- Consigne écrite 1
Filtrez la liste ci-dessous en recopiant chaque ligne qui contient la chaîne « bounding ». La casse compte.

- Extrait source

::::::::

Les élections peuvent rendre les économies en développement plus vulnérable à des évolutions négatives
À cause de l’insuffisance des moyens institutionnels et de la transparence budgétaire, les sortants risquent davantage de se servir de la politique budgétaire pour être réélus. En utilisant les amortisseurs budgétaires en période d’élection, les pays à faible revenu rendent leur économie encore plus vulnérable à des évolutions négatives et limitent leur capacité de réaction à des chocs externes tels qu’une variation soudaine des prix des produits de base. Il est donc important de mieux comprendre les cycles budgétaires préélectoraux dans ces pays et de rechercher les moyens d’atténuer cette forme de volatilité.
La période postélectorale peut se caractériser par une augmentation de la fiscalité
Nous avons remarqué que les gouvernements s’efforçaient d’augmenter sensiblement les rentrées fiscales après une élection, mais selon des modalités susceptibles de pénaliser l’économie. En effet, en décomposant les recettes fiscales totales, les études montrent que, dans les pays à faible revenu, le produit des taxes sur les échanges (importations ou exportations) augmente après les élections, les gouvernements tentant de reconstituer leurs amortisseurs budgétaires entamés, et ce, bien que l’arrêt de la poussée préélectorale des dépenses fasse souvent baisser les importations. Le recours aux taxes sur les échanges résulte sans doute de leur relative facilitée de recouvrement dans les pays à faible revenu, où il est souvent plus difficile que dans les pays avancés ou émergents de mobiliser des recettes, surtout des impôts intérieurs. Mais une hausse sensible des taxes sur les échanges peut affaiblir la compétitivité externe d’un pays et donc sa croissance économique à long terme.

::::::::

- Matériel fourni
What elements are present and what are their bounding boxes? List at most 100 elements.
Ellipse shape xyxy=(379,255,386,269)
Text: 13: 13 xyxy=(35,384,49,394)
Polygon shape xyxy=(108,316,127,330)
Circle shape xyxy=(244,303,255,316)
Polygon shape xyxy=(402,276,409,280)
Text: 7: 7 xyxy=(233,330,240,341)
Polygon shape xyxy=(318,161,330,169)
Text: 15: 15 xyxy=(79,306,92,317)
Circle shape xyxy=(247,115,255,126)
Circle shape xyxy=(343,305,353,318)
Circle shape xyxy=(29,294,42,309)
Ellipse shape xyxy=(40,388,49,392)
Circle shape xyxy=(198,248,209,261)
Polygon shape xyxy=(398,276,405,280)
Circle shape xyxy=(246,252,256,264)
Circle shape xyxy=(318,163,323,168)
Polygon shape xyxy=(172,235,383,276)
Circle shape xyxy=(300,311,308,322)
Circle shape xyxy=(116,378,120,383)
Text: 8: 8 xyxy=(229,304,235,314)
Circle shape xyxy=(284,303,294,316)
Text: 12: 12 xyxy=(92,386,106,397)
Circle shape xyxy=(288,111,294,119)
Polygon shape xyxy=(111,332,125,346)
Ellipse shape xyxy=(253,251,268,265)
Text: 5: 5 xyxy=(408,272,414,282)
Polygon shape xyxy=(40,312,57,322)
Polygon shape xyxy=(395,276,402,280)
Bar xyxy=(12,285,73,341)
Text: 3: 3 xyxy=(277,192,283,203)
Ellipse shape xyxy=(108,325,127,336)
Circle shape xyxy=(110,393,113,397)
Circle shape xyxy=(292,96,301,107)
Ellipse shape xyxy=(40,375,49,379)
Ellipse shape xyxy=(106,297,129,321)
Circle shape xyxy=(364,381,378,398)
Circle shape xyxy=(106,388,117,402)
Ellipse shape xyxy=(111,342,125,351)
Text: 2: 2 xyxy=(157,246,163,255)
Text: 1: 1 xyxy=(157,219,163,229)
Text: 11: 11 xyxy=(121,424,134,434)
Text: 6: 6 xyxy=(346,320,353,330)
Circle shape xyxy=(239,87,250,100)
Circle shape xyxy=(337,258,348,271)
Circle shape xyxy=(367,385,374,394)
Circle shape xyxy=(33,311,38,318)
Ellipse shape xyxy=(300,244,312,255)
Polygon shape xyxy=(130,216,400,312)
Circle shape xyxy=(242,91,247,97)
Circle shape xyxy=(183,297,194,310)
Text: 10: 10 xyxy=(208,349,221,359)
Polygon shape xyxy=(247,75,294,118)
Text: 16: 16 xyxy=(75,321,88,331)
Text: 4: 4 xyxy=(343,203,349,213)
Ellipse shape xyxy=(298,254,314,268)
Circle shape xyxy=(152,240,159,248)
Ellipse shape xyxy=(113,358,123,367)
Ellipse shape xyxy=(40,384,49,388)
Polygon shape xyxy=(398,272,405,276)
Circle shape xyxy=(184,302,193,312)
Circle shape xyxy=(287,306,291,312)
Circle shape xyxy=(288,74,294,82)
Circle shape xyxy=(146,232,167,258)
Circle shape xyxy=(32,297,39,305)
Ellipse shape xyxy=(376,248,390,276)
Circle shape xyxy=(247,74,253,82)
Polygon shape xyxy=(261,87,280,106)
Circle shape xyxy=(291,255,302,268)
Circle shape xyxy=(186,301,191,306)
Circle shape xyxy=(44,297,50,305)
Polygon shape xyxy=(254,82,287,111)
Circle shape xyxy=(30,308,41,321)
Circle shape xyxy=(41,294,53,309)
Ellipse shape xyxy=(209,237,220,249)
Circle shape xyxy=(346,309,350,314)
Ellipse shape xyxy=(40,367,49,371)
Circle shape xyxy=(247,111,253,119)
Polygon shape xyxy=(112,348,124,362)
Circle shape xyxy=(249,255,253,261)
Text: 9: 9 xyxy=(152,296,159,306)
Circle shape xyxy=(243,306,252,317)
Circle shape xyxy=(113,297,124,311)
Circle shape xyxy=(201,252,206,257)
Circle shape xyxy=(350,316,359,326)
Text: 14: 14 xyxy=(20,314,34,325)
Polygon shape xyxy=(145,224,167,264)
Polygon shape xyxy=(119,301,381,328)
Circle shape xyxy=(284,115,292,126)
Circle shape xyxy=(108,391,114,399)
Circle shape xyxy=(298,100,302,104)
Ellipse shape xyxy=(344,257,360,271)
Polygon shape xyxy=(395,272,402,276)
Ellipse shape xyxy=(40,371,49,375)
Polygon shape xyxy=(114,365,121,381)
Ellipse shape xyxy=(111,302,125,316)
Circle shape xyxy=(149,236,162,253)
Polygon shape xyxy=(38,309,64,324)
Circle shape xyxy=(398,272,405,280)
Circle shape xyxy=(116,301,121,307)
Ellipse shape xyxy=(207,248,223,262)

::::::::

- Consigne écrite 2
Prolongez le texte sur les élections et la politique budgétaire des pays à faible revenu à partir de sa dernière phrase.

- Réponse attendue 1
What elements are present and what are their bounding boxes? List at most 100 elements.

- Réponse attendue 2
Les élections peuventt engendrer une instabilité financière
L’incertitude politique est l’un des facteurs qui influencent les marchés financiers lors des élections. Avant les élections, les investisseurs peuvent adopter une attitude attentiste, ce qui entraîne souvent une baisse des volumes de transactions et une possible augmentation de la volatilité. Cette prudence s’explique par la difficulté à prédire les résultats électoraux et leurs conséquences économiques. Cela conduit donc à des mouvements de prix plus erratiques. Avant les élections, cette situation est fréquente car les investisseurs attendent de voir le résultat avant de s’engager pleinement sur le marché. Par exemple, les élections présidentielles françaises de 2017 ont été marquées par une forte incertitude, en partie à cause de l’émergence de candidats non traditionnels comme Marine Le Pen. Durant cette période, l’indice CAC 40 a connu des fluctuations importantes, reflétant les craintes et les espoirs des investisseurs quant aux orientations économiques futures du pays. Notons que la bourse est le thermomètre le plus rapide quand survient un choc politique. Rien de plus simple que de vendre une action.
Les violences électorales affectent négativement les agrégats macroéconomiques
Théoriquement, les violences électorales affectent négativement les agrégats macroéconomiques des pays. Les conflits violents réduisent les échanges commerciaux en perturbant les flux d’investissements directs étrangers, en augmentant les coûts commerciaux, en détruisant les infrastructures, en perturbant l’approvisionnement en pétrole et en réduisant l’accès aux activités et aux intrants agricoles. Cependant, les effets des violences électorales varient d’un pays à l’autre, avec un impact négatif important dans les pays enclavés. C’est pourquoi, il est bon de créer un climat paisible avant, pendant et après les élections. Dès lors, le besoin de paix et de sécurité semble être un facteur très important pour le développement économique durable des pays. Les pays africains devraient donner la priorité au maintien de la paix et de la sécurité dans la région, un pilier du développement durable. Cela nécessitera des faits concrets ambitieux, à la fois nationaux et régionaux, car l’effet de contagion de l’instabilité est plus élevé pour ceux qui sont en union monétaire.
Question 2 : Comment les incertitudes liées aux résultats des élections affectent-elles les décisions d’investissement et la confiance des entreprises et des consommateurs ?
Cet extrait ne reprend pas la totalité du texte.